>> start STORED DATA

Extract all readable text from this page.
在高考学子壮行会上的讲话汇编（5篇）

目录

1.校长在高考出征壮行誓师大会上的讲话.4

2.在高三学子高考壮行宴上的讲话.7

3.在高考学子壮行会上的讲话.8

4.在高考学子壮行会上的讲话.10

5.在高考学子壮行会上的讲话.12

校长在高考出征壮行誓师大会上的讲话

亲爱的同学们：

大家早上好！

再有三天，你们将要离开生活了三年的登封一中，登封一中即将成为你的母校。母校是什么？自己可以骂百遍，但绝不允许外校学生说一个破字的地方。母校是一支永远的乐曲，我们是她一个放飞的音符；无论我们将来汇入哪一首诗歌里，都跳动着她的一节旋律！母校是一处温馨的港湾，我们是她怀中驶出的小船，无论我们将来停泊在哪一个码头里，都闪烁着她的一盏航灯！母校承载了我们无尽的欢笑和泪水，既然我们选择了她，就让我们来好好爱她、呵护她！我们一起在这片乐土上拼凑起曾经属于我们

>> end STORED DATA

* _WORK REQUIRED_:
Reproduce each record exactly as it appears.

* _TASK SOLUTION_:
Extract all readable text from this page.
在高考学子壮行会上的讲话汇编（5篇）

目录

1.校长在高考出征壮行誓师大会上的讲话.4

2.在高三学子高考壮行宴上的讲话.7

3.在高考学子壮行会上的讲话.8

4.在高考学子壮行会上的讲话.10

5.在高考学子壮行会上的讲话.12

校长在高考出征壮行誓师大会上的讲话

亲爱的同学们：

大家早上好！

再有三天，你们将要离开生活了三年的登封一中，登封一中即将成为你的母校。母校是什么？自己可以骂百遍，但绝不允许外校学生说一个破字的地方。母校是一支永远的乐曲，我们是她一个放飞的音符；无论我们将来汇入哪一首诗歌里，都跳动着她的一节旋律！母校是一处温馨的港湾，我们是她怀中驶出的小船，无论我们将来停泊在哪一个码头里，都闪烁着她的一盏航灯！母校承载了我们无尽的欢笑和泪水，既然我们选择了她，就让我们来好好爱她、呵护她！我们一起在这片乐土上拼凑起曾经属于我们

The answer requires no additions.